DATA SECTION —

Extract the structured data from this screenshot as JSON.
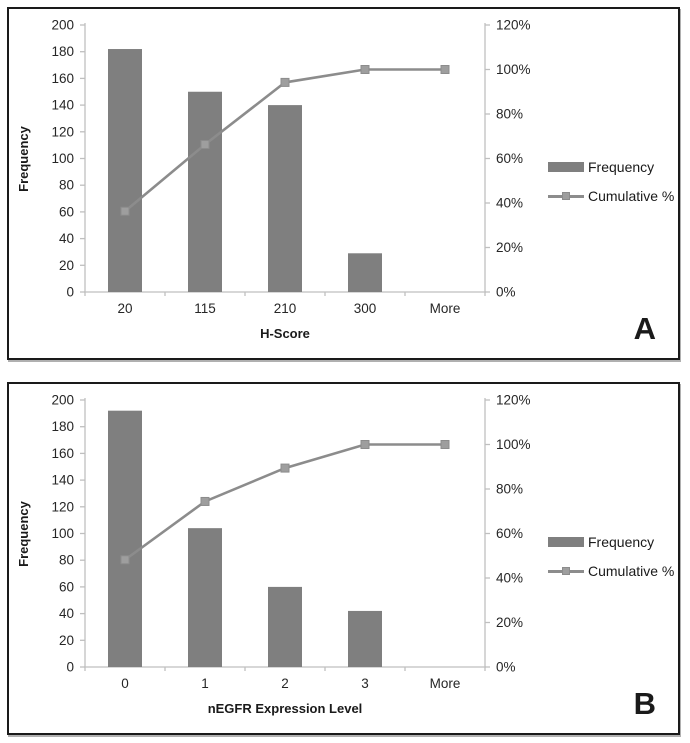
{
  "page": {
    "background": "#ffffff"
  },
  "colors": {
    "bar": "#7f7f7f",
    "line": "#8c8c8c",
    "marker_fill": "#9e9e9e",
    "marker_stroke": "#8c8c8c",
    "axis_line": "#bfbfbf",
    "tick_text": "#262626",
    "title_text": "#1a1a1a",
    "panel_border": "#1a1a1a"
  },
  "chart_data": [
    {
      "type": "pareto (bar + cumulative % line)",
      "panel_label": "A",
      "title": "",
      "xlabel": "H-Score",
      "ylabel": "Frequency",
      "categories": [
        "20",
        "115",
        "210",
        "300",
        "More"
      ],
      "series": [
        {
          "name": "Frequency",
          "type": "bar",
          "axis": "left",
          "values": [
            182,
            150,
            140,
            29,
            0
          ]
        },
        {
          "name": "Cumulative %",
          "type": "line",
          "axis": "right",
          "values_pct": [
            36.3,
            66.3,
            94.2,
            100,
            100
          ]
        }
      ],
      "left_axis": {
        "min": 0,
        "max": 200,
        "step": 20
      },
      "right_axis": {
        "min": 0,
        "max": 120,
        "step": 20,
        "suffix": "%"
      },
      "legend_position": "right",
      "gridlines": false
    },
    {
      "type": "pareto (bar + cumulative % line)",
      "panel_label": "B",
      "title": "",
      "xlabel": "nEGFR Expression Level",
      "ylabel": "Frequency",
      "categories": [
        "0",
        "1",
        "2",
        "3",
        "More"
      ],
      "series": [
        {
          "name": "Frequency",
          "type": "bar",
          "axis": "left",
          "values": [
            192,
            104,
            60,
            42,
            0
          ]
        },
        {
          "name": "Cumulative %",
          "type": "line",
          "axis": "right",
          "values_pct": [
            48.2,
            74.4,
            89.4,
            100,
            100
          ]
        }
      ],
      "left_axis": {
        "min": 0,
        "max": 200,
        "step": 20
      },
      "right_axis": {
        "min": 0,
        "max": 120,
        "step": 20,
        "suffix": "%"
      },
      "legend_position": "right",
      "gridlines": false
    }
  ]
}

PROBLEM TO WORK ON — Among the lines of the data, identify those with the word "xlabel". Copy each of them.

WRITTEN ANSWER —
      "xlabel": "H-Score",
      "xlabel": "nEGFR Expression Level",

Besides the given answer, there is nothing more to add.